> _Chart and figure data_
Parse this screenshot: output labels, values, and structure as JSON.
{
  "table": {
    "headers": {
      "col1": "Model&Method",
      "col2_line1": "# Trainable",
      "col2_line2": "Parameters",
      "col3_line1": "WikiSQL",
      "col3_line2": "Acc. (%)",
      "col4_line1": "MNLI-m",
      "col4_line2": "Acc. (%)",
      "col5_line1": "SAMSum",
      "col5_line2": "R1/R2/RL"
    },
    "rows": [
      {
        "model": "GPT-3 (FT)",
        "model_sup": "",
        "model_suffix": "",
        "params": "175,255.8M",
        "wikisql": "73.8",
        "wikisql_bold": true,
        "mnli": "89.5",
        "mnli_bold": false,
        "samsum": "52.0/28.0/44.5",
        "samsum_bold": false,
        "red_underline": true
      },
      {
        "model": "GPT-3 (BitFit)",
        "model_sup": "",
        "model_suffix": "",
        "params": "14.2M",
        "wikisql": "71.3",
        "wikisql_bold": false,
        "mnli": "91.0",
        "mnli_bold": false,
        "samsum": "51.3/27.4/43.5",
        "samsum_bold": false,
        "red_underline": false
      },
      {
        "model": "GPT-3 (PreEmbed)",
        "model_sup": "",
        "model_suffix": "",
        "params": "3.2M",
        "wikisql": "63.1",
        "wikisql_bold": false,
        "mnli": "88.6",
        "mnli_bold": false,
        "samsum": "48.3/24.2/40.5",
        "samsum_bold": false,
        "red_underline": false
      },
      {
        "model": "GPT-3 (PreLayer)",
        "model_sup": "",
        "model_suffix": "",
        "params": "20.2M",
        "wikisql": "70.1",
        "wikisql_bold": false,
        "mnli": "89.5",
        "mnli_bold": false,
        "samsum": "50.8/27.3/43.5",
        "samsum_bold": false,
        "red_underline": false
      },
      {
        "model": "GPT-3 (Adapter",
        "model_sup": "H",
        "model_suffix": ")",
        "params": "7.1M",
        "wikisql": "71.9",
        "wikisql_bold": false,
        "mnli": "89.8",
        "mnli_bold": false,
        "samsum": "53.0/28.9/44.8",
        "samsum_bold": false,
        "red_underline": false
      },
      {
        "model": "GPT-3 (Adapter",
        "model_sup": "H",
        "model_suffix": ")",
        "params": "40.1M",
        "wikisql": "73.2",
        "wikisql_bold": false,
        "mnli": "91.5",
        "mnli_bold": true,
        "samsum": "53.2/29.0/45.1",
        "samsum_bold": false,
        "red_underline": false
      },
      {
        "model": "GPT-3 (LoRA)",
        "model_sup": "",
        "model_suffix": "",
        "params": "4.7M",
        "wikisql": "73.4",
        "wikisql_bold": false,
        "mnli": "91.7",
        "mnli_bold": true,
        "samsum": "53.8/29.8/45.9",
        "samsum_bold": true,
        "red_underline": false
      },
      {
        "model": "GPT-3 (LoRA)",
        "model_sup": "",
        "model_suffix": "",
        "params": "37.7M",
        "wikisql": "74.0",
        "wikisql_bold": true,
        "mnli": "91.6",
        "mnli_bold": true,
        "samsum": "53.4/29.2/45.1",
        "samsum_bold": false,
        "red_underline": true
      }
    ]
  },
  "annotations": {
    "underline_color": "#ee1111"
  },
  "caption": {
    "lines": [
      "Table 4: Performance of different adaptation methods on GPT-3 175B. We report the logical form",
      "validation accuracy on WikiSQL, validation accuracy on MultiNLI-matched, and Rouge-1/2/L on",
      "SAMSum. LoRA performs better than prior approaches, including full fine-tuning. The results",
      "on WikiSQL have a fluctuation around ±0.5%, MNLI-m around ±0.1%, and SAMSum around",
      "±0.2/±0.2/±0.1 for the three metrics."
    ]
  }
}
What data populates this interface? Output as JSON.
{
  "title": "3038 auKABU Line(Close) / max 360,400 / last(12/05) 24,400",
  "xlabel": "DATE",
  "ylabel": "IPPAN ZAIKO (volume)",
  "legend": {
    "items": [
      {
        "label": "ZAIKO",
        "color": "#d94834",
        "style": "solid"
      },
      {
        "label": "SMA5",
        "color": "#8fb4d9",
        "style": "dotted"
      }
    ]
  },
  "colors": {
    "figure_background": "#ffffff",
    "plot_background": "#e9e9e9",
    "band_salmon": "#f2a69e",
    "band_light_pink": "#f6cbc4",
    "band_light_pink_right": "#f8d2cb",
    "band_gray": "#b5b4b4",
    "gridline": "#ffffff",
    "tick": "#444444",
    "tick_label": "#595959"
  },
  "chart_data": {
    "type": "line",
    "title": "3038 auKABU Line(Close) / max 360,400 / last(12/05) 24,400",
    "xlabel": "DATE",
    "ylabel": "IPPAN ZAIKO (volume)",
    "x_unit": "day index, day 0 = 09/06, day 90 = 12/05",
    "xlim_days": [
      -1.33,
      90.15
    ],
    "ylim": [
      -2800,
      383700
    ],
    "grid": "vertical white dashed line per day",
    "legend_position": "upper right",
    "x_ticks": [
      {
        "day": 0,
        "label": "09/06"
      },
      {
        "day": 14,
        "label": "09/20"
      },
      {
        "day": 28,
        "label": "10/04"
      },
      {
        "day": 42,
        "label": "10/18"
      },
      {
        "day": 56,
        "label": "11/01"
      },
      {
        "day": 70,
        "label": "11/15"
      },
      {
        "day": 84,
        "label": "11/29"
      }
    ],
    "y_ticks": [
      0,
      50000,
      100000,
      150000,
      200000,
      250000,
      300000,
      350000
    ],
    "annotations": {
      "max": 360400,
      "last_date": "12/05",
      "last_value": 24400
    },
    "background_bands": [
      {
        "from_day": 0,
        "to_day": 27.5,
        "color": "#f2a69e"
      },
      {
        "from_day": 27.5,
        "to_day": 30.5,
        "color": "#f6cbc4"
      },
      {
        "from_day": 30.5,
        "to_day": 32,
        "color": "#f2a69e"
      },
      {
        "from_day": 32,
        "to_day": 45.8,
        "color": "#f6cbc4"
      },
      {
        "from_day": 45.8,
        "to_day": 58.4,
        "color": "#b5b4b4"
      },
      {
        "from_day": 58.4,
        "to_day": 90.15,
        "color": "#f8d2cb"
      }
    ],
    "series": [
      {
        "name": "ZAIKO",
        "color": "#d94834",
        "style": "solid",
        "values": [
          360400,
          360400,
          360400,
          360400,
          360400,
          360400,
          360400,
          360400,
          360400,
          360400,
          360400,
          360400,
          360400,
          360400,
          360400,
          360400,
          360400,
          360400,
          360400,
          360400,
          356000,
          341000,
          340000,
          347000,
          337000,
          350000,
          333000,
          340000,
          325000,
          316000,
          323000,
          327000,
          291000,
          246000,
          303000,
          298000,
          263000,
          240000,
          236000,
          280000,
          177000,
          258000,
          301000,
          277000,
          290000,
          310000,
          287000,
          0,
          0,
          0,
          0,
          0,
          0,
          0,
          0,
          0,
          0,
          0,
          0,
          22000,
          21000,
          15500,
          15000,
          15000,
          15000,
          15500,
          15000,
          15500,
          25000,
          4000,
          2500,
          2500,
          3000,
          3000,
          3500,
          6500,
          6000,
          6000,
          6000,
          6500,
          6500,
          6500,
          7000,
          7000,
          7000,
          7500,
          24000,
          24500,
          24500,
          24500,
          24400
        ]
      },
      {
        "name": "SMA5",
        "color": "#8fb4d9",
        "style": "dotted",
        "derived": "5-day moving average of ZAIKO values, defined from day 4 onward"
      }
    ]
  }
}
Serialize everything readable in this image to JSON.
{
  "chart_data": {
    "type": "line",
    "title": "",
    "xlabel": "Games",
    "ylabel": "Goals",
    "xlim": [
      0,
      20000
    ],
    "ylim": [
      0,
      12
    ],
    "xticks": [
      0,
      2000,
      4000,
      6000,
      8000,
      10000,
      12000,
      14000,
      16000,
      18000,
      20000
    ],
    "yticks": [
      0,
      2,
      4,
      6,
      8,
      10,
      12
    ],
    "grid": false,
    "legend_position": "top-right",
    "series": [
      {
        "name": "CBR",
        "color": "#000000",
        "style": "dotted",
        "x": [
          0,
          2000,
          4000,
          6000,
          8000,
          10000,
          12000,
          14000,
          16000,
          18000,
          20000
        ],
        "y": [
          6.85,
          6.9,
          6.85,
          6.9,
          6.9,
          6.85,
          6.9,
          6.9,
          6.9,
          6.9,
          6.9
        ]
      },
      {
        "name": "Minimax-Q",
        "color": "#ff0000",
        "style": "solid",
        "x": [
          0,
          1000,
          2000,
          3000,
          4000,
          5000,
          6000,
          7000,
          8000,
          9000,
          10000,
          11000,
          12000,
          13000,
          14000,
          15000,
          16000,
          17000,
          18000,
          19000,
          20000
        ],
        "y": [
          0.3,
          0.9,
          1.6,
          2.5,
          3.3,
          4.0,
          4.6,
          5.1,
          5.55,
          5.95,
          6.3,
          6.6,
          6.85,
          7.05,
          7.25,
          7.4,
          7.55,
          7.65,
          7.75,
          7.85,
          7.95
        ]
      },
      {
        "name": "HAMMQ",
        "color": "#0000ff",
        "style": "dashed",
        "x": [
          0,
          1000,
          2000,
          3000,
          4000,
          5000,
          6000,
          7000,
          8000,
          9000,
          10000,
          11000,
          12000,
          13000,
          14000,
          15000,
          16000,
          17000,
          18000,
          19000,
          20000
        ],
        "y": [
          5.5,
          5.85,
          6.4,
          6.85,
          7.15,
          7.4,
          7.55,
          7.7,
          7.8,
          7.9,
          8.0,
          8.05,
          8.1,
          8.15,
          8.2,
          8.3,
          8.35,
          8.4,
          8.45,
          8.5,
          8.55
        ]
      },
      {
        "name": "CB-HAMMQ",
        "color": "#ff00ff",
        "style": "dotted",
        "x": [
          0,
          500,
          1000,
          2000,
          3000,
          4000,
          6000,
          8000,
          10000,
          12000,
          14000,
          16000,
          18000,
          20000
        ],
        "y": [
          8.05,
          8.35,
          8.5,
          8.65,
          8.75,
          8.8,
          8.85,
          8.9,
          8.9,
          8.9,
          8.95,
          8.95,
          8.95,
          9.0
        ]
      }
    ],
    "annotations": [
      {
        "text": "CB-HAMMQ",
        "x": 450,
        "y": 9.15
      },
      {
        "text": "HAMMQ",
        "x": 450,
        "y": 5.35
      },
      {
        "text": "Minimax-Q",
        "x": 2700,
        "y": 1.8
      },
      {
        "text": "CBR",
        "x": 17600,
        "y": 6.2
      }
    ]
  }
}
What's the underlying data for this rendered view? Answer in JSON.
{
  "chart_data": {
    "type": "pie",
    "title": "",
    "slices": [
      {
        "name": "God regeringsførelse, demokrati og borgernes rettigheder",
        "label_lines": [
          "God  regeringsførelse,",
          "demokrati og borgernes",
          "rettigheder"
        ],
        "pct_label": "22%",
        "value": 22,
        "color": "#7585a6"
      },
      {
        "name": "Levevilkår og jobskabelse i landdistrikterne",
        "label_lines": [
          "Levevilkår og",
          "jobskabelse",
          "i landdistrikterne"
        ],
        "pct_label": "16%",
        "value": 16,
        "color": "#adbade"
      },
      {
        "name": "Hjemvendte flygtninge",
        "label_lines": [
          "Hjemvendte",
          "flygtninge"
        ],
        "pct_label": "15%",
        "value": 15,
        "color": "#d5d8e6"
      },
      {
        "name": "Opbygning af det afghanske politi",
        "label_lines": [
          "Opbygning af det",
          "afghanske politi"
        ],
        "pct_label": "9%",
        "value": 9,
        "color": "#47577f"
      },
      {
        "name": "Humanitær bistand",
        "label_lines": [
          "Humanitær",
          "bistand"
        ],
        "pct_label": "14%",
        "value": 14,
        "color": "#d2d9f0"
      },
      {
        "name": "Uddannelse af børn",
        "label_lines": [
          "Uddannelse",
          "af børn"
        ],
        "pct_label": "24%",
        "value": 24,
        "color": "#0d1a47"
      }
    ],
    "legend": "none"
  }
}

> _Job_
Reply with one number only: the count of lines in the entries that contain "IPPAN".

> _Written response_
2